__Provided data__
□ □ □

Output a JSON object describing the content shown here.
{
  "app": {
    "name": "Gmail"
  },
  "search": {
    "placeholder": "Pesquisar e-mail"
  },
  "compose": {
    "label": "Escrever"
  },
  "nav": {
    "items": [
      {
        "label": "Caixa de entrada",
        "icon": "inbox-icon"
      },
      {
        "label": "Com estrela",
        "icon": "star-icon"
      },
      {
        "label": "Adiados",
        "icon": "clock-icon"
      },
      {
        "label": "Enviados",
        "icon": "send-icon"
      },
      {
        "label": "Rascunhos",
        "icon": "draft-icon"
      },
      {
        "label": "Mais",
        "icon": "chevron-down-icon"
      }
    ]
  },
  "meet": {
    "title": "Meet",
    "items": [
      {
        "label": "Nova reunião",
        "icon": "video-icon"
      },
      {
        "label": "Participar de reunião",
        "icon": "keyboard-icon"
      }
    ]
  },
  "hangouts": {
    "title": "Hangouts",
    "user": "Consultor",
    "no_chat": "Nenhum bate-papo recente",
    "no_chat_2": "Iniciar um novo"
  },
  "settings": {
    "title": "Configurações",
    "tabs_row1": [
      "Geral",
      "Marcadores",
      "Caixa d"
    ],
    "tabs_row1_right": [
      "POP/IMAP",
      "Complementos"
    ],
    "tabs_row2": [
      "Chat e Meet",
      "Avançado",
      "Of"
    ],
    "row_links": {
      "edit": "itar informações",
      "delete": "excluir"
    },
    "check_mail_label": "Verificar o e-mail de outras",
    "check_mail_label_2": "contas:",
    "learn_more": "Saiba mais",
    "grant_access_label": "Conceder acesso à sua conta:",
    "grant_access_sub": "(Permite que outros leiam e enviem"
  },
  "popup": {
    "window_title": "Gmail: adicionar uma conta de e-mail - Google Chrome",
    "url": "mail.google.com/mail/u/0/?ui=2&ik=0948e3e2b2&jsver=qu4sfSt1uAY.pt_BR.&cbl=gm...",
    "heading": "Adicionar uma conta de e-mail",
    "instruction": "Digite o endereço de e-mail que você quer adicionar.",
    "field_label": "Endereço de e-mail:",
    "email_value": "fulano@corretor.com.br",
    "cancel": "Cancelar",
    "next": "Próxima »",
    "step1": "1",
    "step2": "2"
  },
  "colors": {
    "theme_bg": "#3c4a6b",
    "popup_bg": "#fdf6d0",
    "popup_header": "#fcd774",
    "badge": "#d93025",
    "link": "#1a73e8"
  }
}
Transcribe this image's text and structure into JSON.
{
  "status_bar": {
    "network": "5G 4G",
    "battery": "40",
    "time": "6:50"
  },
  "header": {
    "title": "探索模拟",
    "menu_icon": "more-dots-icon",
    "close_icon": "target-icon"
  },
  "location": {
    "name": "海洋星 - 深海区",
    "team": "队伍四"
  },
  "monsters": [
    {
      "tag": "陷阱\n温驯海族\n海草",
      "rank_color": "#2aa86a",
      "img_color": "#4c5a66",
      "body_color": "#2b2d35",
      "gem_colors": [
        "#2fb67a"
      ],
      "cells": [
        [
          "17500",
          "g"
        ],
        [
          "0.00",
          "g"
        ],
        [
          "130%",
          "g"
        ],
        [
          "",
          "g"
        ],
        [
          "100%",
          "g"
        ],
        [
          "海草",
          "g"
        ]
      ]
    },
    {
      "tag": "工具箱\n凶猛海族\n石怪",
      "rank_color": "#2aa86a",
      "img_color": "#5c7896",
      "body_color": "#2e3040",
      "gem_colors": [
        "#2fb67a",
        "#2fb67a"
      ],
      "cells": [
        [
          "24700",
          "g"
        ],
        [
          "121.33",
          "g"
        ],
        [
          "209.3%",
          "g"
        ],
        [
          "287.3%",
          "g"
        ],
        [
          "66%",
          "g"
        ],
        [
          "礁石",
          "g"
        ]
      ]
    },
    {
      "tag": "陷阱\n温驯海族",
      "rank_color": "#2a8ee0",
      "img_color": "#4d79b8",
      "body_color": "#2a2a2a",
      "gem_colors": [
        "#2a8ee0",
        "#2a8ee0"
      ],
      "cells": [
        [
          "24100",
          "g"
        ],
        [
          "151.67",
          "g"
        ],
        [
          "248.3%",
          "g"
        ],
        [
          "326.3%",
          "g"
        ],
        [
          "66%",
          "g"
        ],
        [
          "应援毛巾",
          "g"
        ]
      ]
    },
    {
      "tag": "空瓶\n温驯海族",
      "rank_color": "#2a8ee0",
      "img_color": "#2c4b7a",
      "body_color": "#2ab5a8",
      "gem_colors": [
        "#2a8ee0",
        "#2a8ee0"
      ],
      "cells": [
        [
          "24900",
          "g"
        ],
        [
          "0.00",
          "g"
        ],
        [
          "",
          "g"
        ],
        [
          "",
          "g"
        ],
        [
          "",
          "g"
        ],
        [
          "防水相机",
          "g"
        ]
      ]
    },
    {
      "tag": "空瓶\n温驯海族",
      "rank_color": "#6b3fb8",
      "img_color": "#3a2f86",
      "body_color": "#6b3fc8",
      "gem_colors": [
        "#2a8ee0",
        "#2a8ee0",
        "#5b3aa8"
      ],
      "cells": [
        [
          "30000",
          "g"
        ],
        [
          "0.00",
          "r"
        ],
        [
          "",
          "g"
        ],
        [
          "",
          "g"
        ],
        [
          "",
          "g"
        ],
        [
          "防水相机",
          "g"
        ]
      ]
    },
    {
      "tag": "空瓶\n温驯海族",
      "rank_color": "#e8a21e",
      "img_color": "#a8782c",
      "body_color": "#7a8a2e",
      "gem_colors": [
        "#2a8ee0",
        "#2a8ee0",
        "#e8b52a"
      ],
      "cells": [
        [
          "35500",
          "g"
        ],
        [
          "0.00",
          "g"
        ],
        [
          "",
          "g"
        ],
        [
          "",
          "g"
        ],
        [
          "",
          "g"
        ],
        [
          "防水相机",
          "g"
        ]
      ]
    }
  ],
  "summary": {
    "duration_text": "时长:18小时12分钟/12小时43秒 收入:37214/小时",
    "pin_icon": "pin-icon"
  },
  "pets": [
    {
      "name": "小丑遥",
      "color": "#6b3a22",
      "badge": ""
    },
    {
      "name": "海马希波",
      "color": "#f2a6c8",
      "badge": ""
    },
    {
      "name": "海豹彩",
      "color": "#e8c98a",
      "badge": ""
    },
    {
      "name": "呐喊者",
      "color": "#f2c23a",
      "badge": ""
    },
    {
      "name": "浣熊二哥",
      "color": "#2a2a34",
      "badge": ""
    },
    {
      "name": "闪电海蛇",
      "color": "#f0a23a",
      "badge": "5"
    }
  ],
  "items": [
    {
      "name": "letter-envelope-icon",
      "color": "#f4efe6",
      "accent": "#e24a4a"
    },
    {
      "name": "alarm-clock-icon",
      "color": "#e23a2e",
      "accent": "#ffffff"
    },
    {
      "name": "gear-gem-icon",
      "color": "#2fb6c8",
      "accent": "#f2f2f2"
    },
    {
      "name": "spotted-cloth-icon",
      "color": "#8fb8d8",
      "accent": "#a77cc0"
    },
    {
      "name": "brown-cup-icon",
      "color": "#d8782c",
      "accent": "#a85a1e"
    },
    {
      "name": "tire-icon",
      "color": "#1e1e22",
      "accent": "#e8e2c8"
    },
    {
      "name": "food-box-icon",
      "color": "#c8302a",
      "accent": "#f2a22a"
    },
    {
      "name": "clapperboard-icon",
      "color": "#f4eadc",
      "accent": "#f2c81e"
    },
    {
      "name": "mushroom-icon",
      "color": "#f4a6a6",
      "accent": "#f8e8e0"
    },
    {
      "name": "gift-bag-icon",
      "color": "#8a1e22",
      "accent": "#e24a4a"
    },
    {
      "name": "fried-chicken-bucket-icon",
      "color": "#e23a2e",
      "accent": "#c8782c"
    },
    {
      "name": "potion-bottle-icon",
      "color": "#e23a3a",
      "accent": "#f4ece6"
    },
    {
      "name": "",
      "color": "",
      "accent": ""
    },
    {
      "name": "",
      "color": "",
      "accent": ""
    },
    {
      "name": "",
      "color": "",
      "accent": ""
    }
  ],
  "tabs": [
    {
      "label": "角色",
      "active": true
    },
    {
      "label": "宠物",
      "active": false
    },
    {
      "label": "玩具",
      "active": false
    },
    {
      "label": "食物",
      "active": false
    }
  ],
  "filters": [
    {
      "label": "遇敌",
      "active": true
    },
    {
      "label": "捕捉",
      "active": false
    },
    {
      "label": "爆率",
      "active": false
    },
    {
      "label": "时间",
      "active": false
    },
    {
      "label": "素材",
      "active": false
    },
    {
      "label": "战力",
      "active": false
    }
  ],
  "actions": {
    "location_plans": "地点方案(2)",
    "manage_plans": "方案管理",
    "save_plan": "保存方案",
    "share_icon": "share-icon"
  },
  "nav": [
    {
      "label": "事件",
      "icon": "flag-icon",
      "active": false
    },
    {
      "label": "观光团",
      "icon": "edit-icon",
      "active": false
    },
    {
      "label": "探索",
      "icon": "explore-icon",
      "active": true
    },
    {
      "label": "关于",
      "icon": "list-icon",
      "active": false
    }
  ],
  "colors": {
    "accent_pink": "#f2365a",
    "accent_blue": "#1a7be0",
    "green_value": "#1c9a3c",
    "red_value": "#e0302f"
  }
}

□ □ □

Check every line in the material above for the string "JSON", then give only the number of lines that have it.

2